**Task directions**
Show all lines of the listing that hold the word "glyph".

* begin *

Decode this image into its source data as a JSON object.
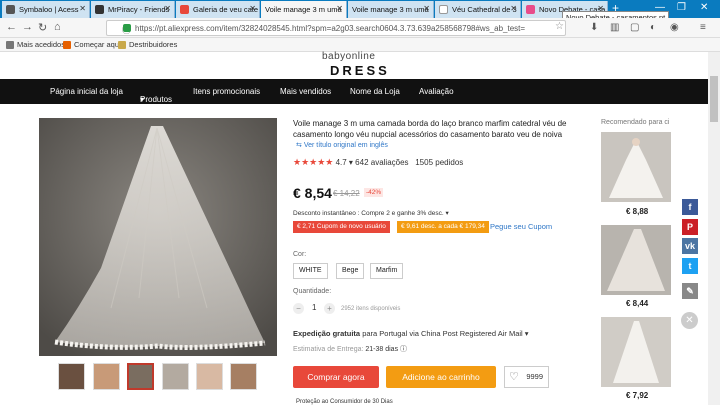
{
  "browser": {
    "tabs": [
      {
        "label": "Symbaloo | Acess"
      },
      {
        "label": "MrPiracy - Friends"
      },
      {
        "label": "Galeria de veu cate"
      },
      {
        "label": "Voile manage 3 m uma"
      },
      {
        "label": "Voile manage 3 m uma"
      },
      {
        "label": "Véu Cathedral de 3"
      },
      {
        "label": "Novo Debate - casa"
      }
    ],
    "tooltip": "Novo Debate - casamentos.pt",
    "url": "https://pt.aliexpress.com/item/32824028545.html?spm=a2g03.search0604.3.73.639a258568798#ws_ab_test=",
    "bookmarks": [
      {
        "label": "Mais acedidos"
      },
      {
        "label": "Começar aqui"
      },
      {
        "label": "Destribuidores"
      }
    ]
  },
  "store": {
    "logo_top": "babyonline",
    "logo_bottom": "DRESS",
    "nav": [
      "Página inicial da loja",
      "Produtos",
      "Itens promocionais",
      "Mais vendidos",
      "Nome da Loja",
      "Avaliação"
    ]
  },
  "product": {
    "title": "Voile manage 3 m uma camada borda do laço branco marfim catedral véu de casamento longo véu nupcial acessórios do casamento barato veu de noiva",
    "original_link": "Ver título original em inglês",
    "rating": "4.7",
    "reviews": "642 avaliações",
    "orders": "1505 pedidos",
    "price": "€ 8,54",
    "old_price": "€ 14,22",
    "discount": "-42%",
    "instant_discount": "Desconto instantâneo : Compre 2 e ganhe 3% desc.",
    "coupon_new_user": "€ 2,71 Cupom de novo usuário",
    "coupon_store": "€ 9,61 desc. a cada € 179,34",
    "follow": "Pegue seu Cupom",
    "color_label": "Cor:",
    "colors": [
      "WHITE",
      "Bege",
      "Marfim"
    ],
    "qty_label": "Quantidade:",
    "qty": "1",
    "available": "2952 itens disponíveis",
    "shipping_bold": "Expedição gratuita",
    "shipping_rest": "para Portugal via China Post Registered Air Mail",
    "delivery_label": "Estimativa de Entrega:",
    "delivery_value": "21-38 dias",
    "buy_now": "Comprar agora",
    "add_cart": "Adicione ao carrinho",
    "wishlist_count": "9999",
    "protection": "Proteção ao Consumidor de 30 Dias"
  },
  "recommended": {
    "title": "Recomendado para ci",
    "items": [
      {
        "price": "€ 8,88"
      },
      {
        "price": "€ 8,44"
      },
      {
        "price": "€ 7,92"
      }
    ]
  },
  "social": [
    {
      "icon": "facebook-icon",
      "glyph": "f",
      "color": "#3b5998"
    },
    {
      "icon": "pinterest-icon",
      "glyph": "P",
      "color": "#cb2027"
    },
    {
      "icon": "vk-icon",
      "glyph": "vk",
      "color": "#4c75a3"
    },
    {
      "icon": "twitter-icon",
      "glyph": "t",
      "color": "#1da1f2"
    },
    {
      "icon": "edit-icon",
      "glyph": "✎",
      "color": "#888888"
    }
  ]
}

* end *

**Exercise response**
      "glyph": "f",
      "glyph": "P",
      "glyph": "vk",
      "glyph": "t",
      "glyph": "✎",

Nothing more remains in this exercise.